◆ Stated exercise: Print the complete set of entries exactly.

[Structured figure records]

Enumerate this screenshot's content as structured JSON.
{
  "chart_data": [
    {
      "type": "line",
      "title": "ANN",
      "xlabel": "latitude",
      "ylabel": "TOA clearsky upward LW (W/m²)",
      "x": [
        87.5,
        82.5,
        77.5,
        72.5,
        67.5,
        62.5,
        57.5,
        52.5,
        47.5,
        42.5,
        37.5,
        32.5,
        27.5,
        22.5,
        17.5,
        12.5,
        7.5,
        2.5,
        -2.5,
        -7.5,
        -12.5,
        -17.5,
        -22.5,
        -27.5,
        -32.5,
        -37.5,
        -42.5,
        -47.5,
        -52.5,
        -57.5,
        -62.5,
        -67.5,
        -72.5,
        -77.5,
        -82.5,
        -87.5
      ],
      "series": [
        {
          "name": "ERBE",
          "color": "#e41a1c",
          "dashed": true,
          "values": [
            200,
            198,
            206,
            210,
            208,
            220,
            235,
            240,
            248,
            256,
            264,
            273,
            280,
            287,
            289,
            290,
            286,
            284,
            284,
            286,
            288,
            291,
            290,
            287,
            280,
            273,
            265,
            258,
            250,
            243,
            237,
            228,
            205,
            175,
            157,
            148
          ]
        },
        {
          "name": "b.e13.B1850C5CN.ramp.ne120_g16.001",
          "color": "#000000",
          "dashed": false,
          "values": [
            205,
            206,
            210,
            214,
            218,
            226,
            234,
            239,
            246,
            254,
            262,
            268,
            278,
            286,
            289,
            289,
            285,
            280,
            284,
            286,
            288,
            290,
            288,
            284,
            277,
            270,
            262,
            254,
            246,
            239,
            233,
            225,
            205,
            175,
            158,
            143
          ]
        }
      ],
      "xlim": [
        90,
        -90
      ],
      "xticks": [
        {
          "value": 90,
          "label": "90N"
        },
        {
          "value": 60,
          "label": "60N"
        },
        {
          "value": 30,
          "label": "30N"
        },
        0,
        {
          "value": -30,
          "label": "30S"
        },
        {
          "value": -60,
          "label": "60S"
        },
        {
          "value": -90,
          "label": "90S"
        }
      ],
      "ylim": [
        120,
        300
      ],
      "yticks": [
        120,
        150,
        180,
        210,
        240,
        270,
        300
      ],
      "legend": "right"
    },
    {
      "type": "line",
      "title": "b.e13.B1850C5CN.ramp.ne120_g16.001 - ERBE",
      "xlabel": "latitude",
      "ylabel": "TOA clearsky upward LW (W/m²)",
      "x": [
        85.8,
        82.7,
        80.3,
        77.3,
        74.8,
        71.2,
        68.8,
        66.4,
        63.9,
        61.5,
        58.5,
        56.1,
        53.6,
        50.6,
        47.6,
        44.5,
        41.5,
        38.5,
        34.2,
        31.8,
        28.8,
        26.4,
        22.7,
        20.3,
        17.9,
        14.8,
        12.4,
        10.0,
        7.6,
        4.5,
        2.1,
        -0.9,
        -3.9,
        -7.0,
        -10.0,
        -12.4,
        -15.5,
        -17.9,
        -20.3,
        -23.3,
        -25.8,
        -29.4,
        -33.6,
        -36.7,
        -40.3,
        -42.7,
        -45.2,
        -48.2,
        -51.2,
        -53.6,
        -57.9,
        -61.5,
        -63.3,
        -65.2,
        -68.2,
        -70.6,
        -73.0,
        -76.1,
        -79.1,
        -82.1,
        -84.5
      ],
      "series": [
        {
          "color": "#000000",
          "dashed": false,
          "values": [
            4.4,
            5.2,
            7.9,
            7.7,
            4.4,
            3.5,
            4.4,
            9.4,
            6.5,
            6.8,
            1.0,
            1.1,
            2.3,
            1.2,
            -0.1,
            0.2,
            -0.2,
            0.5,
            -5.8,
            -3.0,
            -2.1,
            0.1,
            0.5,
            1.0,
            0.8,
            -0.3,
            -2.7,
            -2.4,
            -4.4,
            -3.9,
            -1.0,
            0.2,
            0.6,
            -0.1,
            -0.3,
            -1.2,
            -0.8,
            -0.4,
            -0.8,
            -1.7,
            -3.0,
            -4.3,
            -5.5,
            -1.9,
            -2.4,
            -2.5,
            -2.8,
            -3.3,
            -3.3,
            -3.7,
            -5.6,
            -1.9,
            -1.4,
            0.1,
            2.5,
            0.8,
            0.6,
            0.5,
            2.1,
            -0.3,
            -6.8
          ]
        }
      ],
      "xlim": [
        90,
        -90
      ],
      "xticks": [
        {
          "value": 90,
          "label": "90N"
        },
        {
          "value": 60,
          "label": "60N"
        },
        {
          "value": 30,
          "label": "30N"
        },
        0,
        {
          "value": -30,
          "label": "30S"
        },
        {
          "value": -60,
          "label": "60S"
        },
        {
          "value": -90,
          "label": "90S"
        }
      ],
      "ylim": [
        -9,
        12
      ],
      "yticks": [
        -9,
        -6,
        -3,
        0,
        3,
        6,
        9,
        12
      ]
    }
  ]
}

◆ Response:
Enumerate this screenshot's content as structured JSON.
{
  "chart_data": [
    {
      "type": "line",
      "title": "ANN",
      "xlabel": "latitude",
      "ylabel": "TOA clearsky upward LW (W/m²)",
      "x": [
        87.5,
        82.5,
        77.5,
        72.5,
        67.5,
        62.5,
        57.5,
        52.5,
        47.5,
        42.5,
        37.5,
        32.5,
        27.5,
        22.5,
        17.5,
        12.5,
        7.5,
        2.5,
        -2.5,
        -7.5,
        -12.5,
        -17.5,
        -22.5,
        -27.5,
        -32.5,
        -37.5,
        -42.5,
        -47.5,
        -52.5,
        -57.5,
        -62.5,
        -67.5,
        -72.5,
        -77.5,
        -82.5,
        -87.5
      ],
      "series": [
        {
          "name": "ERBE",
          "color": "#e41a1c",
          "dashed": true,
          "values": [
            200,
            198,
            206,
            210,
            208,
            220,
            235,
            240,
            248,
            256,
            264,
            273,
            280,
            287,
            289,
            290,
            286,
            284,
            284,
            286,
            288,
            291,
            290,
            287,
            280,
            273,
            265,
            258,
            250,
            243,
            237,
            228,
            205,
            175,
            157,
            148
          ]
        },
        {
          "name": "b.e13.B1850C5CN.ramp.ne120_g16.001",
          "color": "#000000",
          "dashed": false,
          "values": [
            205,
            206,
            210,
            214,
            218,
            226,
            234,
            239,
            246,
            254,
            262,
            268,
            278,
            286,
            289,
            289,
            285,
            280,
            284,
            286,
            288,
            290,
            288,
            284,
            277,
            270,
            262,
            254,
            246,
            239,
            233,
            225,
            205,
            175,
            158,
            143
          ]
        }
      ],
      "xlim": [
        90,
        -90
      ],
      "xticks": [
        {
          "value": 90,
          "label": "90N"
        },
        {
          "value": 60,
          "label": "60N"
        },
        {
          "value": 30,
          "label": "30N"
        },
        0,
        {
          "value": -30,
          "label": "30S"
        },
        {
          "value": -60,
          "label": "60S"
        },
        {
          "value": -90,
          "label": "90S"
        }
      ],
      "ylim": [
        120,
        300
      ],
      "yticks": [
        120,
        150,
        180,
        210,
        240,
        270,
        300
      ],
      "legend": "right"
    },
    {
      "type": "line",
      "title": "b.e13.B1850C5CN.ramp.ne120_g16.001 - ERBE",
      "xlabel": "latitude",
      "ylabel": "TOA clearsky upward LW (W/m²)",
      "x": [
        85.8,
        82.7,
        80.3,
        77.3,
        74.8,
        71.2,
        68.8,
        66.4,
        63.9,
        61.5,
        58.5,
        56.1,
        53.6,
        50.6,
        47.6,
        44.5,
        41.5,
        38.5,
        34.2,
        31.8,
        28.8,
        26.4,
        22.7,
        20.3,
        17.9,
        14.8,
        12.4,
        10.0,
        7.6,
        4.5,
        2.1,
        -0.9,
        -3.9,
        -7.0,
        -10.0,
        -12.4,
        -15.5,
        -17.9,
        -20.3,
        -23.3,
        -25.8,
        -29.4,
        -33.6,
        -36.7,
        -40.3,
        -42.7,
        -45.2,
        -48.2,
        -51.2,
        -53.6,
        -57.9,
        -61.5,
        -63.3,
        -65.2,
        -68.2,
        -70.6,
        -73.0,
        -76.1,
        -79.1,
        -82.1,
        -84.5
      ],
      "series": [
        {
          "color": "#000000",
          "dashed": false,
          "values": [
            4.4,
            5.2,
            7.9,
            7.7,
            4.4,
            3.5,
            4.4,
            9.4,
            6.5,
            6.8,
            1.0,
            1.1,
            2.3,
            1.2,
            -0.1,
            0.2,
            -0.2,
            0.5,
            -5.8,
            -3.0,
            -2.1,
            0.1,
            0.5,
            1.0,
            0.8,
            -0.3,
            -2.7,
            -2.4,
            -4.4,
            -3.9,
            -1.0,
            0.2,
            0.6,
            -0.1,
            -0.3,
            -1.2,
            -0.8,
            -0.4,
            -0.8,
            -1.7,
            -3.0,
            -4.3,
            -5.5,
            -1.9,
            -2.4,
            -2.5,
            -2.8,
            -3.3,
            -3.3,
            -3.7,
            -5.6,
            -1.9,
            -1.4,
            0.1,
            2.5,
            0.8,
            0.6,
            0.5,
            2.1,
            -0.3,
            -6.8
          ]
        }
      ],
      "xlim": [
        90,
        -90
      ],
      "xticks": [
        {
          "value": 90,
          "label": "90N"
        },
        {
          "value": 60,
          "label": "60N"
        },
        {
          "value": 30,
          "label": "30N"
        },
        0,
        {
          "value": -30,
          "label": "30S"
        },
        {
          "value": -60,
          "label": "60S"
        },
        {
          "value": -90,
          "label": "90S"
        }
      ],
      "ylim": [
        -9,
        12
      ],
      "yticks": [
        -9,
        -6,
        -3,
        0,
        3,
        6,
        9,
        12
      ]
    }
  ]
}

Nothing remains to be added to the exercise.